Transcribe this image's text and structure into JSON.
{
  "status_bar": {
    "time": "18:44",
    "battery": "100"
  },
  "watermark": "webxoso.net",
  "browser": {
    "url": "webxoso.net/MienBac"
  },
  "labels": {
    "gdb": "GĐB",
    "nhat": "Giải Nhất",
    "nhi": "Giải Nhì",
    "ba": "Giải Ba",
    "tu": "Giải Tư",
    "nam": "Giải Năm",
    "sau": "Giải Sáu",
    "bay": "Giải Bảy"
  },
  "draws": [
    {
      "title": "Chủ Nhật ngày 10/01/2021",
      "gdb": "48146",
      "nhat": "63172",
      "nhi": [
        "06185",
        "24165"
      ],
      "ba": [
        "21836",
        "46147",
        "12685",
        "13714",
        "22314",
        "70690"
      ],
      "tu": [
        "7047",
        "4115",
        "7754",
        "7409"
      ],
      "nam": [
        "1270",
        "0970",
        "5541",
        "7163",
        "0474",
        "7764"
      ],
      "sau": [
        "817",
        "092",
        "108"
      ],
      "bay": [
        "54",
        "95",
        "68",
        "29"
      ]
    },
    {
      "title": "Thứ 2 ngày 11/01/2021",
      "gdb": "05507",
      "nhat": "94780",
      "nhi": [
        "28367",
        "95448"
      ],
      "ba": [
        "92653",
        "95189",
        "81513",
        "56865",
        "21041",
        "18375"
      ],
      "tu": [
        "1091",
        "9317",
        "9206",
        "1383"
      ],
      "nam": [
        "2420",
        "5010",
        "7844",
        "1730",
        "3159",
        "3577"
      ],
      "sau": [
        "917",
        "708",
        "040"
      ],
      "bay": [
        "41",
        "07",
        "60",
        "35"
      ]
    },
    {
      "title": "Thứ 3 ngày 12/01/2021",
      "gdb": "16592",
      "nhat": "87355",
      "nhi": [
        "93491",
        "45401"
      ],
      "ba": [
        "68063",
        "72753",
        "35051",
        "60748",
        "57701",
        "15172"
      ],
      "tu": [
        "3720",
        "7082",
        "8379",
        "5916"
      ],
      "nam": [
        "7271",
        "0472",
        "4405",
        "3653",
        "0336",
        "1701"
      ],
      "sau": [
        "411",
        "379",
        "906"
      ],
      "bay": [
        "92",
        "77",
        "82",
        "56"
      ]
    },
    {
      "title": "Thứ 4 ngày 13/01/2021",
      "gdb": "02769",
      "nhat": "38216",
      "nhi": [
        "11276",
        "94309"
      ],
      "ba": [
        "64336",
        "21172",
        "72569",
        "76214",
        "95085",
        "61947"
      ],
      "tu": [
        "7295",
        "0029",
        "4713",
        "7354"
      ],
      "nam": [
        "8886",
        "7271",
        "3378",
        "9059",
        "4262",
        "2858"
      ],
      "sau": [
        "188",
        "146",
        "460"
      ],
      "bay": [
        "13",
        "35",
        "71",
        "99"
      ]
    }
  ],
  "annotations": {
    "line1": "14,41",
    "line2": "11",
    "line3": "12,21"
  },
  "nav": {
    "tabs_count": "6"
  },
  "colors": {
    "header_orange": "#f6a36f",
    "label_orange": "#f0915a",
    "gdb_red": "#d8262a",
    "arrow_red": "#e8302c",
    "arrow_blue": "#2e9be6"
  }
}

REQUIRED WORK: Tally every line of the listing that holds the string "ngày", then give the number by itself.

RESULT OF THIS EXERCISE: 4